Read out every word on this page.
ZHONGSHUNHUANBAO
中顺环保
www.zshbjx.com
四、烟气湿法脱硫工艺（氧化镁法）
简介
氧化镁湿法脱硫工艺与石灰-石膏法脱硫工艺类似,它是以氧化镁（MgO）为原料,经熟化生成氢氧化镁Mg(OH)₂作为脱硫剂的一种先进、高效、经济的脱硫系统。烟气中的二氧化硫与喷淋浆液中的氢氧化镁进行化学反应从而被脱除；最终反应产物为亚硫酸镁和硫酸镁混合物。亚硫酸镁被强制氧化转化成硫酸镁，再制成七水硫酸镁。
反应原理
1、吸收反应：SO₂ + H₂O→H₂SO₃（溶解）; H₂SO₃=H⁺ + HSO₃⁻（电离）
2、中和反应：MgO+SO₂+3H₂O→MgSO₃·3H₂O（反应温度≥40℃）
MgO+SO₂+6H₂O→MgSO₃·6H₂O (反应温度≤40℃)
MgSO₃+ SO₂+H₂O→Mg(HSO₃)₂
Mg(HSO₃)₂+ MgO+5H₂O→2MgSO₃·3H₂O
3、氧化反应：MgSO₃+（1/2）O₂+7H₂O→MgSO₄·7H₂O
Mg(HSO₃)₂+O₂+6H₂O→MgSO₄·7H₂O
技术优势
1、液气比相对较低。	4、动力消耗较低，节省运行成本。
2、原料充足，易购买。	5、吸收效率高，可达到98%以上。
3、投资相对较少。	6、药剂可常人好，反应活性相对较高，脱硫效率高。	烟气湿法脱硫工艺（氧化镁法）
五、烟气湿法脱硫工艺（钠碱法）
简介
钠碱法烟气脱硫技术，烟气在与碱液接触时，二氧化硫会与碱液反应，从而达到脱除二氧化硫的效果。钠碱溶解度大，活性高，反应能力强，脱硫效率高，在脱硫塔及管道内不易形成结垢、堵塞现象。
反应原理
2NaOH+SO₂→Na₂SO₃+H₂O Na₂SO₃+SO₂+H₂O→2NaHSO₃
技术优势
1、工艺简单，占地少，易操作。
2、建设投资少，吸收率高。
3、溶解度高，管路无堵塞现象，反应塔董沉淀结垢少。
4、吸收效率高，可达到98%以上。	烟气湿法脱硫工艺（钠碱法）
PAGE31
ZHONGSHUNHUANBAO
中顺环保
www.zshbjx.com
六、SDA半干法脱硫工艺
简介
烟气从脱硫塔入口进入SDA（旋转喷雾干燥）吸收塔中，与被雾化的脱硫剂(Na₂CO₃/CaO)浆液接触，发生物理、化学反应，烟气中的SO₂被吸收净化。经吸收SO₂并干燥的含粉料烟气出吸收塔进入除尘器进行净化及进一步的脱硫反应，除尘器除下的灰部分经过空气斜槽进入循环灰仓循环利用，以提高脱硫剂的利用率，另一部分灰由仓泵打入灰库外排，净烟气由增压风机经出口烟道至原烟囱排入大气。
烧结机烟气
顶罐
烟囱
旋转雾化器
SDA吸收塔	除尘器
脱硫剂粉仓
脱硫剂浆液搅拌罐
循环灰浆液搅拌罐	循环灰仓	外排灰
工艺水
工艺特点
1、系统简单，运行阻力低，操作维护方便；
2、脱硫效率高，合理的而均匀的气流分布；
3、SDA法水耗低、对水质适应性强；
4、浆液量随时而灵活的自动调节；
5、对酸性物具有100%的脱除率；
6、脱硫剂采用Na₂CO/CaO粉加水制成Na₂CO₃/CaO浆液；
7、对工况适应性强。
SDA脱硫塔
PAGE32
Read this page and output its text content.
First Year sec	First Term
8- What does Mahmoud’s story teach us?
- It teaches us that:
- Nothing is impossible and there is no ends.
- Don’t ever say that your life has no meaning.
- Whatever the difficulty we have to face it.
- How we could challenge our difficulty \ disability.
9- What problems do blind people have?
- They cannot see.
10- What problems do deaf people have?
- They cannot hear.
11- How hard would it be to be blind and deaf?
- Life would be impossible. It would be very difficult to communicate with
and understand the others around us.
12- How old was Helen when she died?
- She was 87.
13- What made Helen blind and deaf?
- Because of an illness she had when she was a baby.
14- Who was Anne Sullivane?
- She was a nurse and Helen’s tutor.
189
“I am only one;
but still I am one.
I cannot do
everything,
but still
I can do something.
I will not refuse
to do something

•••

SET PROBLEM.
Go through the listing above and pull out each line containing the word "that".

THE OUTPUT.
- It teaches us that:
- Don’t ever say that your life has no meaning.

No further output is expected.